(Collection entries)

● ● ●

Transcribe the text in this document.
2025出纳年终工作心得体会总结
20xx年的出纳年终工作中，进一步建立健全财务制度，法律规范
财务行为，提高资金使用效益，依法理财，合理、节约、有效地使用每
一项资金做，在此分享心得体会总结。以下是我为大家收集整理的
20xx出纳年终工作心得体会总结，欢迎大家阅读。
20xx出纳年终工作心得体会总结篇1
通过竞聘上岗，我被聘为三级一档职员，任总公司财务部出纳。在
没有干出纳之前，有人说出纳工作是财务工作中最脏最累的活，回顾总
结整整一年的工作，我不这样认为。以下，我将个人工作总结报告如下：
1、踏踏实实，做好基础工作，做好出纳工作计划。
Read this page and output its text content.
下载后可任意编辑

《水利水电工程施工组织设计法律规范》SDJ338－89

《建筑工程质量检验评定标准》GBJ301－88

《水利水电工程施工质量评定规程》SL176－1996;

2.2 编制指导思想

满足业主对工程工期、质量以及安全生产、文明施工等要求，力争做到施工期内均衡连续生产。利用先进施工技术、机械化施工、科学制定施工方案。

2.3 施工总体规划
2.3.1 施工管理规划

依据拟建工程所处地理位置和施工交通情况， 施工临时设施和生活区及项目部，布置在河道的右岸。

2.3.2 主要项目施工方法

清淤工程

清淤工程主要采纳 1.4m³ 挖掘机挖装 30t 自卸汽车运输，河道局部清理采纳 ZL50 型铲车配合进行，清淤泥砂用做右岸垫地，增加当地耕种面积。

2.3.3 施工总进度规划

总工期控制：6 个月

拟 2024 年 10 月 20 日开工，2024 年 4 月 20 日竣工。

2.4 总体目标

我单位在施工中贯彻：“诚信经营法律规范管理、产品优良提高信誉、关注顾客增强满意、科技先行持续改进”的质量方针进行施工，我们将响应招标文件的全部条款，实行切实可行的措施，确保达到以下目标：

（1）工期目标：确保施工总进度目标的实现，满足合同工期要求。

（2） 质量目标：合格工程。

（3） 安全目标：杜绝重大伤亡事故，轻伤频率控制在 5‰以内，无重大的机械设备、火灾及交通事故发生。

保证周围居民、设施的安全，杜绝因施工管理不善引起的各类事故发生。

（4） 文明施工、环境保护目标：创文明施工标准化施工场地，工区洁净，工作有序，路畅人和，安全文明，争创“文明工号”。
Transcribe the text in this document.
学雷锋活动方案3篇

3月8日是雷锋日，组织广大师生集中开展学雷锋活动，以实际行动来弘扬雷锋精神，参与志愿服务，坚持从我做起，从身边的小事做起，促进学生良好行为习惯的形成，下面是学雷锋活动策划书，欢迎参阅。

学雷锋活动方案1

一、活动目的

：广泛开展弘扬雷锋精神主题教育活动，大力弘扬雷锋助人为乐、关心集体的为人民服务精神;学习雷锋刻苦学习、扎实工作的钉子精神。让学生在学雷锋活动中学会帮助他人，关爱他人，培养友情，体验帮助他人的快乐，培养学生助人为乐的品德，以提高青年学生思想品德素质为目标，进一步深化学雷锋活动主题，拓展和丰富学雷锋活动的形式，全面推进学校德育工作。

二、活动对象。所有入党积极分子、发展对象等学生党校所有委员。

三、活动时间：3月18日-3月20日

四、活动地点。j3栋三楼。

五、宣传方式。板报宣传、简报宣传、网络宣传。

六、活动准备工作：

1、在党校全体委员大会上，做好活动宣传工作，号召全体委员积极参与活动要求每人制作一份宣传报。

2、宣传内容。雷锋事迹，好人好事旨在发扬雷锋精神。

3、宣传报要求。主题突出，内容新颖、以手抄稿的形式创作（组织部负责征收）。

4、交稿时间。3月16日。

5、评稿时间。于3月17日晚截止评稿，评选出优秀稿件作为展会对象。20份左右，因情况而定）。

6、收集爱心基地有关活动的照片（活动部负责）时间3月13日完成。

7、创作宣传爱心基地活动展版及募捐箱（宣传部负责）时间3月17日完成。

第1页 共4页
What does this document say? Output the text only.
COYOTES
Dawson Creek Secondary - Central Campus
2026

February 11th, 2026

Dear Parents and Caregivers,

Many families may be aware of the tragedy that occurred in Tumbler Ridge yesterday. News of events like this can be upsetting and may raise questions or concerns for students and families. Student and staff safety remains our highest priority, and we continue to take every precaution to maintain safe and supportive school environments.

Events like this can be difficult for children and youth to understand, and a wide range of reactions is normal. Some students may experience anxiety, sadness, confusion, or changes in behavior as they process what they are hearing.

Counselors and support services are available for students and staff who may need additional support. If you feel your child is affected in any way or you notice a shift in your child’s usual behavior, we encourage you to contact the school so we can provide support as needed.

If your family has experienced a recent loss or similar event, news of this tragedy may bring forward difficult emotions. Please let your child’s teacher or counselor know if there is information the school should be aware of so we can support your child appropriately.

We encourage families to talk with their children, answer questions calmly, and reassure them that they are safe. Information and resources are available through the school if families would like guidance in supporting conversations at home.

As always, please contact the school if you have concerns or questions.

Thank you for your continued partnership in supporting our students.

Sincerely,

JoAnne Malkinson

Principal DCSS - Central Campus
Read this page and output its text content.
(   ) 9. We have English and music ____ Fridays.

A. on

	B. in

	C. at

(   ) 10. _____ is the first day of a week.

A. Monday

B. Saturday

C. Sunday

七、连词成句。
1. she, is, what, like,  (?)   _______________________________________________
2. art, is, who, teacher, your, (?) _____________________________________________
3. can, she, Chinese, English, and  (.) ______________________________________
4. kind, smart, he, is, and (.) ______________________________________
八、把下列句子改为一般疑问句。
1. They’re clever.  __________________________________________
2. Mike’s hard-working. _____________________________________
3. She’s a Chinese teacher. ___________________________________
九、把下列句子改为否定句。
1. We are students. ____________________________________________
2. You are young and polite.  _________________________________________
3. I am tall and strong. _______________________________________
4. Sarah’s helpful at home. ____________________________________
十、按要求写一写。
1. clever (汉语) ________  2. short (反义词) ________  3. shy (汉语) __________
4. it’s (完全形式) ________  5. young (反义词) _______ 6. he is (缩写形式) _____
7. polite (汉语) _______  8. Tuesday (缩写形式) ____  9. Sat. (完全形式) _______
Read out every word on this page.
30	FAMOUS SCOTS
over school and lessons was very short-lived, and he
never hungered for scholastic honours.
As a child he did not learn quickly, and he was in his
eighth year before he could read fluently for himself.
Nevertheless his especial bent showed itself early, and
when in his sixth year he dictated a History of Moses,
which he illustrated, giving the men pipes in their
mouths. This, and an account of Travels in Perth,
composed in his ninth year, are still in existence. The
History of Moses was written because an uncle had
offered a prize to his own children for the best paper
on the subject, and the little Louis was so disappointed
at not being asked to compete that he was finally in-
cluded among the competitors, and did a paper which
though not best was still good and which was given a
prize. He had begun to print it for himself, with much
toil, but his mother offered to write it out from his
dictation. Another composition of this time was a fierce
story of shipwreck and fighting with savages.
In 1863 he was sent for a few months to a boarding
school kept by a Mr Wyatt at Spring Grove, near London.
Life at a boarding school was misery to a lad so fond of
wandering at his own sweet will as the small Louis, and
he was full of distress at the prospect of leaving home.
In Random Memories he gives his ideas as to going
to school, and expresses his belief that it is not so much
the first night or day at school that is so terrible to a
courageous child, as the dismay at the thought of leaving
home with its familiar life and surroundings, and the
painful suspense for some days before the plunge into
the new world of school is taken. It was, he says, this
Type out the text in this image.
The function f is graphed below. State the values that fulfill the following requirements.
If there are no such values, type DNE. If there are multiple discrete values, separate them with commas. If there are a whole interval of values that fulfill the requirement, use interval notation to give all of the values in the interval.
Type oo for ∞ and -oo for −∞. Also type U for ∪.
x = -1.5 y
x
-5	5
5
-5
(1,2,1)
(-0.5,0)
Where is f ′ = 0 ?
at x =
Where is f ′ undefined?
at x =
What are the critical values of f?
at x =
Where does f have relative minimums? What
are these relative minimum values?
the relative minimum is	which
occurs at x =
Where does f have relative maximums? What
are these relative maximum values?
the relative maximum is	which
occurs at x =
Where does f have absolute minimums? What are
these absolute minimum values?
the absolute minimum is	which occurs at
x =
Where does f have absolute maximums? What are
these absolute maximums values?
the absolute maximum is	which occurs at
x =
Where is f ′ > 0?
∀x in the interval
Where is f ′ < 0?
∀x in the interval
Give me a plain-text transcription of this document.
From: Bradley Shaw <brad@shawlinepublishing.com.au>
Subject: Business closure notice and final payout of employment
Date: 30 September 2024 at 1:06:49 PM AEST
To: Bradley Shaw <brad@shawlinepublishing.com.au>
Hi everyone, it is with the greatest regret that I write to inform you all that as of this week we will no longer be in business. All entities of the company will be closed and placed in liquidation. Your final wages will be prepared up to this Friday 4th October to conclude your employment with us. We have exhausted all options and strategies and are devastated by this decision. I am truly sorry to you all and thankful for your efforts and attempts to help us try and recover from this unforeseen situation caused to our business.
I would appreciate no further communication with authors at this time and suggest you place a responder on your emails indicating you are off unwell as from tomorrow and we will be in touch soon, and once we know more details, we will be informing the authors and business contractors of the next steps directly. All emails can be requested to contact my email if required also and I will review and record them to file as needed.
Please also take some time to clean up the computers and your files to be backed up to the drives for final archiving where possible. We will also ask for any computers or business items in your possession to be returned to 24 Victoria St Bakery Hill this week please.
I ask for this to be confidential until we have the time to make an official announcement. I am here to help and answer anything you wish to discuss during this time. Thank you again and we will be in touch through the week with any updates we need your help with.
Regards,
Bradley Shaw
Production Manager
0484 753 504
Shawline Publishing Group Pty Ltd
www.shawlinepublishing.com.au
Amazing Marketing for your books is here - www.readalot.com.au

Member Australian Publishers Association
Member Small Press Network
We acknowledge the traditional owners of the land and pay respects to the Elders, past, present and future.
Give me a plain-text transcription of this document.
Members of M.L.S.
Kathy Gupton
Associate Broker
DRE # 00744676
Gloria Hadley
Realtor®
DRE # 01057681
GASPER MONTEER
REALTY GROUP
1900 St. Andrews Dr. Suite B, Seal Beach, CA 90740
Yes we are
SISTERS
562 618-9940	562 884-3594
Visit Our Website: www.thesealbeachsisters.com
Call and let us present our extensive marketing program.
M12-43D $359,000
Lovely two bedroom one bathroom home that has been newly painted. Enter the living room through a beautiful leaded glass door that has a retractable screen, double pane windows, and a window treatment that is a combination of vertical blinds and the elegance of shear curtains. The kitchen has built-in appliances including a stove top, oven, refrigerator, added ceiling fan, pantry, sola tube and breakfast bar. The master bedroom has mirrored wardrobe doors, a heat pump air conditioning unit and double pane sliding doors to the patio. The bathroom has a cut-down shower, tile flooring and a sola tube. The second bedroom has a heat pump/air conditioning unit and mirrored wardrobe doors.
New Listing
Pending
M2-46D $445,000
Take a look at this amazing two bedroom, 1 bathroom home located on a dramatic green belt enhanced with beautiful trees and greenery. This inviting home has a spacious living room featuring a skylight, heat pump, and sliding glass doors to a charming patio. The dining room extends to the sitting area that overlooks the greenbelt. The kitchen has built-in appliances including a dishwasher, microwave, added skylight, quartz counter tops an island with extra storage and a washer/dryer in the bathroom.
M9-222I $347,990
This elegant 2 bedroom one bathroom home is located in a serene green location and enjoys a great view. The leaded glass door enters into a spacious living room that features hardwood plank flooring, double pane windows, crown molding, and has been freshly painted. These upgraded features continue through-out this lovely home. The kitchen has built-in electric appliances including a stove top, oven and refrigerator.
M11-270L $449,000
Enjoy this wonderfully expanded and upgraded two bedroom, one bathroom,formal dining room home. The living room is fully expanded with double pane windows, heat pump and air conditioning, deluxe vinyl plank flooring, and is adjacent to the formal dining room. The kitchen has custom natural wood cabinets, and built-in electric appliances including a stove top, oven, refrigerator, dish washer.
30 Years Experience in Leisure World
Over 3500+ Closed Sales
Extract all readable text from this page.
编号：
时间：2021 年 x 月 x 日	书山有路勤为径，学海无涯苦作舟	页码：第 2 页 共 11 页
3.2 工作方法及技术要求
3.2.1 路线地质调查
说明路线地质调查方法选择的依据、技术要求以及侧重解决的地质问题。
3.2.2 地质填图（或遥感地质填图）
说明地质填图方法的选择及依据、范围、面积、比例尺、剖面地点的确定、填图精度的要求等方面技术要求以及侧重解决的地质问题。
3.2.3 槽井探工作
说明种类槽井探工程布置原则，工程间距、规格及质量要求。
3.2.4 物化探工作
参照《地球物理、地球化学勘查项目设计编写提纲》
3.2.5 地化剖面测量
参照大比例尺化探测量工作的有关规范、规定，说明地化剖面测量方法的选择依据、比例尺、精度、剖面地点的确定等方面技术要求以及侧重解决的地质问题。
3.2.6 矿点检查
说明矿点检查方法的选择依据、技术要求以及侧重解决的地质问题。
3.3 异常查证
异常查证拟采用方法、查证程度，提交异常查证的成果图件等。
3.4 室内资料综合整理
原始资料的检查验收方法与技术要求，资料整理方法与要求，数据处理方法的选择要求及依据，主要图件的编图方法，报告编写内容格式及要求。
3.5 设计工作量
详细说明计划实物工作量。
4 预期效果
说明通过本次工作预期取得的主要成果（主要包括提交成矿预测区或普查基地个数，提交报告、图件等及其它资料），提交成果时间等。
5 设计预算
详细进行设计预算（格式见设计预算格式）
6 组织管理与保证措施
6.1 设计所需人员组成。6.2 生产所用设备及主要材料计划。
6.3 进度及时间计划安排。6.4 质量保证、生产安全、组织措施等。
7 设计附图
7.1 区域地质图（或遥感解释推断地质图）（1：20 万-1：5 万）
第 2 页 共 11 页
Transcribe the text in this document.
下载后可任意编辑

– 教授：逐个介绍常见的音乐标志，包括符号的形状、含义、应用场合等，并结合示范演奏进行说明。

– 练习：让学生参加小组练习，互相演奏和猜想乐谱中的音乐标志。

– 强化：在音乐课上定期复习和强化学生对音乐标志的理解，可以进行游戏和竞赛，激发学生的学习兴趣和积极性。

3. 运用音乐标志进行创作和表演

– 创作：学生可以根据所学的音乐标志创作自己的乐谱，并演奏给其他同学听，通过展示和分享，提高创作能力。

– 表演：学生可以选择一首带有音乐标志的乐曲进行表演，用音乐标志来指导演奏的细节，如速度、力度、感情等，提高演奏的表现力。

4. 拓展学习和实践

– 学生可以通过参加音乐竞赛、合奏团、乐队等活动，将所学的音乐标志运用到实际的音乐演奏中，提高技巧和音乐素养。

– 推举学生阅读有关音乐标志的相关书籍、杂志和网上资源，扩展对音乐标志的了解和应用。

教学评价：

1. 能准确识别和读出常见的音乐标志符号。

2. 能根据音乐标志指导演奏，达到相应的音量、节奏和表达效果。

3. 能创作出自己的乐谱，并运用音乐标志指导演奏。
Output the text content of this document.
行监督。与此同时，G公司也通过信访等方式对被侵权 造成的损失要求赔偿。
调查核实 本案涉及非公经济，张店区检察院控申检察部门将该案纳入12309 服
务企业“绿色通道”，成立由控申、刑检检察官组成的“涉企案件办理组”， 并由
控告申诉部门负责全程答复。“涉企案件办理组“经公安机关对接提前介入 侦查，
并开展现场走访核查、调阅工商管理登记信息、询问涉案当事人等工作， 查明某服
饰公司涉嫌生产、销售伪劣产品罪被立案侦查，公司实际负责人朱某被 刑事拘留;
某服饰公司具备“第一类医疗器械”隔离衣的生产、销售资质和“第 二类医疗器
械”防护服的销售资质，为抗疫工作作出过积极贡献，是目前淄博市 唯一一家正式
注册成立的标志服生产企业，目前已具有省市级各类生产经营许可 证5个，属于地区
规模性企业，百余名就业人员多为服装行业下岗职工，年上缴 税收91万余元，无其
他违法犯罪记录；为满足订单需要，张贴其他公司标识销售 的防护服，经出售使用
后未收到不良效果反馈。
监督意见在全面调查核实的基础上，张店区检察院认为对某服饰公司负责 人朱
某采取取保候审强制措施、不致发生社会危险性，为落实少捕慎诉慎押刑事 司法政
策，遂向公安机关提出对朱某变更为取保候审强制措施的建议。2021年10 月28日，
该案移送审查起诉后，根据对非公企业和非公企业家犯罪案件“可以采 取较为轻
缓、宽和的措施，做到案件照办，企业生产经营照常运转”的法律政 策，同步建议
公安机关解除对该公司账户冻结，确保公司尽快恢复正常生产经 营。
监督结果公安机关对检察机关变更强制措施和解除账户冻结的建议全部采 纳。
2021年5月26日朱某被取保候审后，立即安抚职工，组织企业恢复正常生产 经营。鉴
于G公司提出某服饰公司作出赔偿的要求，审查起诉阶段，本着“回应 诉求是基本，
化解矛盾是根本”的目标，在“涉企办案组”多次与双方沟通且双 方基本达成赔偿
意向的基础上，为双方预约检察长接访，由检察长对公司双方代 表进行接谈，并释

● ● ●

List each line holding the string "himself".

RESPONSE TO THIS EXERCISE:
eighth year before he could read fluently for himself.
prize. He had begun to print it for himself, with much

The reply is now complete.